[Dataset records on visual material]

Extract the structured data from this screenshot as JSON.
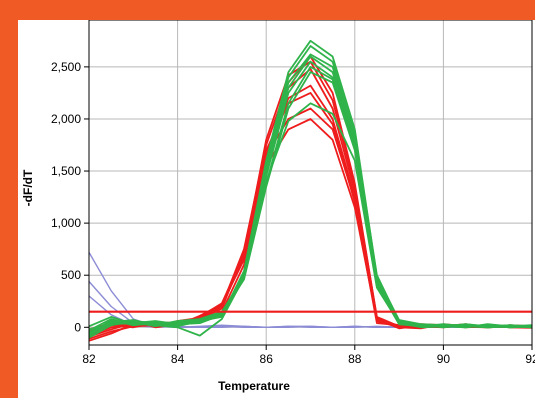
{
  "chart_data": {
    "type": "line",
    "title": "",
    "xlabel": "Temperature",
    "ylabel": "-dF/dT",
    "xlim": [
      82,
      92
    ],
    "ylim": [
      -170,
      2950
    ],
    "x_ticks": [
      82,
      84,
      86,
      88,
      90,
      92
    ],
    "x_tick_labels": [
      "82",
      "84",
      "86",
      "88",
      "90",
      "92"
    ],
    "y_ticks": [
      0,
      500,
      1000,
      1500,
      2000,
      2500
    ],
    "y_tick_labels": [
      "0",
      "500",
      "1,000",
      "1,500",
      "2,000",
      "2,500"
    ],
    "grid": true,
    "threshold": 150,
    "colors": {
      "frame": "#f05a24",
      "red_series": "#ee1c1c",
      "green_series": "#2fb34a",
      "blue_series": "#8c8cd6",
      "threshold": "#ee1c1c",
      "grid": "#b8b8b8"
    },
    "x": [
      82,
      82.5,
      83,
      83.5,
      84,
      84.5,
      85,
      85.5,
      86,
      86.5,
      87,
      87.5,
      88,
      88.5,
      89,
      89.5,
      90,
      90.5,
      91,
      91.5,
      92
    ],
    "series": [
      {
        "group": "red",
        "values": [
          -110,
          -40,
          10,
          20,
          30,
          60,
          150,
          600,
          1650,
          2300,
          2480,
          2100,
          1300,
          80,
          -10,
          20,
          10,
          5,
          0,
          10,
          0
        ]
      },
      {
        "group": "red",
        "values": [
          -90,
          -20,
          40,
          10,
          60,
          90,
          200,
          700,
          1800,
          2420,
          2550,
          2180,
          1350,
          100,
          10,
          30,
          20,
          0,
          10,
          5,
          0
        ]
      },
      {
        "group": "red",
        "values": [
          -60,
          20,
          0,
          40,
          20,
          110,
          220,
          650,
          1600,
          2200,
          2320,
          2000,
          1250,
          60,
          0,
          -10,
          30,
          10,
          0,
          20,
          10
        ]
      },
      {
        "group": "red",
        "values": [
          -130,
          -60,
          30,
          50,
          40,
          70,
          180,
          720,
          1700,
          2150,
          2250,
          1950,
          1200,
          40,
          20,
          10,
          0,
          20,
          10,
          0,
          -5
        ]
      },
      {
        "group": "red",
        "values": [
          -20,
          40,
          60,
          0,
          30,
          80,
          200,
          680,
          1550,
          1900,
          2000,
          1800,
          1150,
          70,
          10,
          20,
          10,
          30,
          0,
          10,
          0
        ]
      },
      {
        "group": "red",
        "values": [
          -80,
          0,
          20,
          30,
          50,
          90,
          210,
          750,
          1750,
          2350,
          2600,
          2250,
          1380,
          90,
          0,
          10,
          20,
          10,
          20,
          0,
          5
        ]
      },
      {
        "group": "red",
        "values": [
          -40,
          30,
          10,
          40,
          30,
          100,
          230,
          700,
          1650,
          2000,
          2100,
          1900,
          1220,
          60,
          20,
          0,
          10,
          20,
          10,
          10,
          0
        ]
      },
      {
        "group": "green",
        "values": [
          -60,
          60,
          40,
          20,
          0,
          -80,
          80,
          480,
          1500,
          2350,
          2620,
          2500,
          1800,
          450,
          40,
          10,
          20,
          0,
          30,
          10,
          0
        ]
      },
      {
        "group": "green",
        "values": [
          -100,
          20,
          60,
          40,
          30,
          40,
          120,
          520,
          1550,
          2400,
          2700,
          2550,
          1850,
          500,
          60,
          20,
          10,
          20,
          0,
          10,
          5
        ]
      },
      {
        "group": "green",
        "values": [
          -30,
          80,
          20,
          50,
          40,
          60,
          140,
          500,
          1450,
          2250,
          2550,
          2400,
          1750,
          420,
          50,
          10,
          30,
          10,
          20,
          0,
          10
        ]
      },
      {
        "group": "green",
        "values": [
          -80,
          40,
          50,
          10,
          50,
          70,
          130,
          460,
          1350,
          2100,
          2450,
          2350,
          1700,
          400,
          30,
          20,
          0,
          20,
          10,
          20,
          0
        ]
      },
      {
        "group": "green",
        "values": [
          10,
          100,
          30,
          30,
          20,
          50,
          110,
          540,
          1600,
          2450,
          2750,
          2600,
          1900,
          480,
          70,
          30,
          20,
          10,
          0,
          10,
          20
        ]
      },
      {
        "group": "green",
        "values": [
          -50,
          50,
          70,
          20,
          60,
          80,
          150,
          490,
          1400,
          1980,
          2150,
          2050,
          1600,
          380,
          40,
          0,
          10,
          30,
          10,
          0,
          10
        ]
      },
      {
        "group": "green",
        "values": [
          -20,
          30,
          40,
          60,
          30,
          50,
          130,
          510,
          1500,
          2300,
          2600,
          2450,
          1780,
          440,
          50,
          20,
          10,
          0,
          20,
          10,
          0
        ]
      },
      {
        "group": "green",
        "values": [
          -70,
          70,
          20,
          40,
          10,
          60,
          100,
          470,
          1380,
          2150,
          2500,
          2380,
          1720,
          410,
          30,
          10,
          20,
          20,
          0,
          20,
          10
        ]
      },
      {
        "group": "blue",
        "values": [
          720,
          350,
          80,
          10,
          0,
          10,
          20,
          10,
          0,
          10,
          10,
          0,
          10,
          0,
          10,
          0,
          0,
          10,
          0,
          10,
          0
        ]
      },
      {
        "group": "blue",
        "values": [
          440,
          200,
          40,
          10,
          0,
          0,
          10,
          0,
          0,
          10,
          0,
          0,
          0,
          10,
          0,
          10,
          0,
          0,
          10,
          0,
          0
        ]
      },
      {
        "group": "blue",
        "values": [
          300,
          120,
          20,
          0,
          10,
          0,
          0,
          10,
          0,
          0,
          10,
          0,
          10,
          0,
          0,
          0,
          10,
          0,
          0,
          0,
          10
        ]
      }
    ]
  }
}
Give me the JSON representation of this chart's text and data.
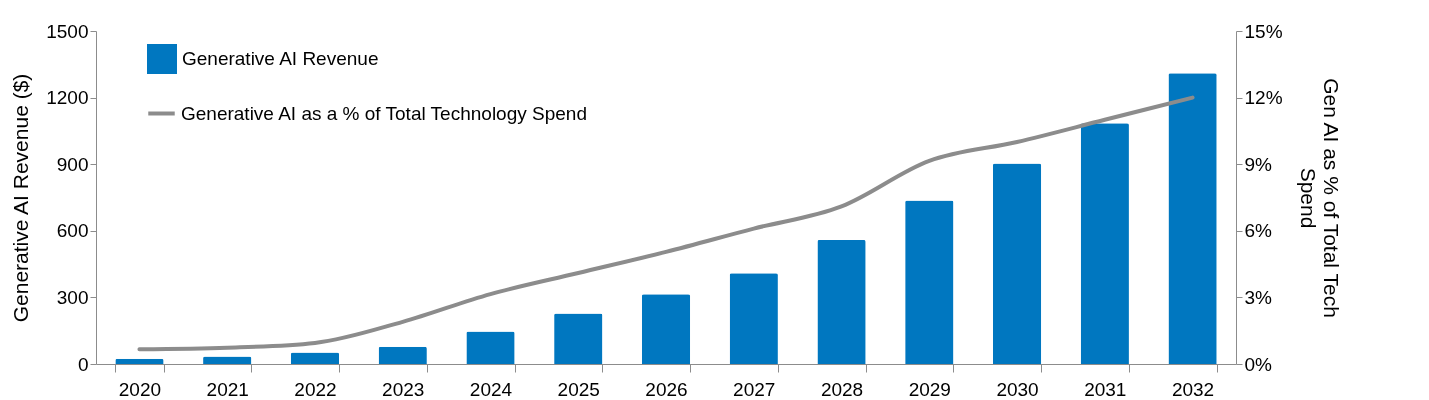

**Exercise requirements:** Quote the preceding records in their entirety, excluding every picture.

**Full response:**
Extract the structured data from this screenshot as JSON.
{
  "chart_data": {
    "type": "line",
    "title": "",
    "xlabel": "Temperature",
    "ylabel": "-dF/dT",
    "xlim": [
      82,
      92
    ],
    "ylim": [
      -170,
      2950
    ],
    "x_ticks": [
      82,
      84,
      86,
      88,
      90,
      92
    ],
    "x_tick_labels": [
      "82",
      "84",
      "86",
      "88",
      "90",
      "92"
    ],
    "y_ticks": [
      0,
      500,
      1000,
      1500,
      2000,
      2500
    ],
    "y_tick_labels": [
      "0",
      "500",
      "1,000",
      "1,500",
      "2,000",
      "2,500"
    ],
    "grid": true,
    "threshold": 150,
    "colors": {
      "frame": "#f05a24",
      "red_series": "#ee1c1c",
      "green_series": "#2fb34a",
      "blue_series": "#8c8cd6",
      "threshold": "#ee1c1c",
      "grid": "#b8b8b8"
    },
    "x": [
      82,
      82.5,
      83,
      83.5,
      84,
      84.5,
      85,
      85.5,
      86,
      86.5,
      87,
      87.5,
      88,
      88.5,
      89,
      89.5,
      90,
      90.5,
      91,
      91.5,
      92
    ],
    "series": [
      {
        "group": "red",
        "values": [
          -110,
          -40,
          10,
          20,
          30,
          60,
          150,
          600,
          1650,
          2300,
          2480,
          2100,
          1300,
          80,
          -10,
          20,
          10,
          5,
          0,
          10,
          0
        ]
      },
      {
        "group": "red",
        "values": [
          -90,
          -20,
          40,
          10,
          60,
          90,
          200,
          700,
          1800,
          2420,
          2550,
          2180,
          1350,
          100,
          10,
          30,
          20,
          0,
          10,
          5,
          0
        ]
      },
      {
        "group": "red",
        "values": [
          -60,
          20,
          0,
          40,
          20,
          110,
          220,
          650,
          1600,
          2200,
          2320,
          2000,
          1250,
          60,
          0,
          -10,
          30,
          10,
          0,
          20,
          10
        ]
      },
      {
        "group": "red",
        "values": [
          -130,
          -60,
          30,
          50,
          40,
          70,
          180,
          720,
          1700,
          2150,
          2250,
          1950,
          1200,
          40,
          20,
          10,
          0,
          20,
          10,
          0,
          -5
        ]
      },
      {
        "group": "red",
        "values": [
          -20,
          40,
          60,
          0,
          30,
          80,
          200,
          680,
          1550,
          1900,
          2000,
          1800,
          1150,
          70,
          10,
          20,
          10,
          30,
          0,
          10,
          0
        ]
      },
      {
        "group": "red",
        "values": [
          -80,
          0,
          20,
          30,
          50,
          90,
          210,
          750,
          1750,
          2350,
          2600,
          2250,
          1380,
          90,
          0,
          10,
          20,
          10,
          20,
          0,
          5
        ]
      },
      {
        "group": "red",
        "values": [
          -40,
          30,
          10,
          40,
          30,
          100,
          230,
          700,
          1650,
          2000,
          2100,
          1900,
          1220,
          60,
          20,
          0,
          10,
          20,
          10,
          10,
          0
        ]
      },
      {
        "group": "green",
        "values": [
          -60,
          60,
          40,
          20,
          0,
          -80,
          80,
          480,
          1500,
          2350,
          2620,
          2500,
          1800,
          450,
          40,
          10,
          20,
          0,
          30,
          10,
          0
        ]
      },
      {
        "group": "green",
        "values": [
          -100,
          20,
          60,
          40,
          30,
          40,
          120,
          520,
          1550,
          2400,
          2700,
          2550,
          1850,
          500,
          60,
          20,
          10,
          20,
          0,
          10,
          5
        ]
      },
      {
        "group": "green",
        "values": [
          -30,
          80,
          20,
          50,
          40,
          60,
          140,
          500,
          1450,
          2250,
          2550,
          2400,
          1750,
          420,
          50,
          10,
          30,
          10,
          20,
          0,
          10
        ]
      },
      {
        "group": "green",
        "values": [
          -80,
          40,
          50,
          10,
          50,
          70,
          130,
          460,
          1350,
          2100,
          2450,
          2350,
          1700,
          400,
          30,
          20,
          0,
          20,
          10,
          20,
          0
        ]
      },
      {
        "group": "green",
        "values": [
          10,
          100,
          30,
          30,
          20,
          50,
          110,
          540,
          1600,
          2450,
          2750,
          2600,
          1900,
          480,
          70,
          30,
          20,
          10,
          0,
          10,
          20
        ]
      },
      {
        "group": "green",
        "values": [
          -50,
          50,
          70,
          20,
          60,
          80,
          150,
          490,
          1400,
          1980,
          2150,
          2050,
          1600,
          380,
          40,
          0,
          10,
          30,
          10,
          0,
          10
        ]
      },
      {
        "group": "green",
        "values": [
          -20,
          30,
          40,
          60,
          30,
          50,
          130,
          510,
          1500,
          2300,
          2600,
          2450,
          1780,
          440,
          50,
          20,
          10,
          0,
          20,
          10,
          0
        ]
      },
      {
        "group": "green",
        "values": [
          -70,
          70,
          20,
          40,
          10,
          60,
          100,
          470,
          1380,
          2150,
          2500,
          2380,
          1720,
          410,
          30,
          10,
          20,
          20,
          0,
          20,
          10
        ]
      },
      {
        "group": "blue",
        "values": [
          720,
          350,
          80,
          10,
          0,
          10,
          20,
          10,
          0,
          10,
          10,
          0,
          10,
          0,
          10,
          0,
          0,
          10,
          0,
          10,
          0
        ]
      },
      {
        "group": "blue",
        "values": [
          440,
          200,
          40,
          10,
          0,
          0,
          10,
          0,
          0,
          10,
          0,
          0,
          0,
          10,
          0,
          10,
          0,
          0,
          10,
          0,
          0
        ]
      },
      {
        "group": "blue",
        "values": [
          300,
          120,
          20,
          0,
          10,
          0,
          0,
          10,
          0,
          0,
          10,
          0,
          10,
          0,
          0,
          0,
          10,
          0,
          0,
          0,
          10
        ]
      }
    ]
  }
}
Give me the JSON representation of this chart's text and data.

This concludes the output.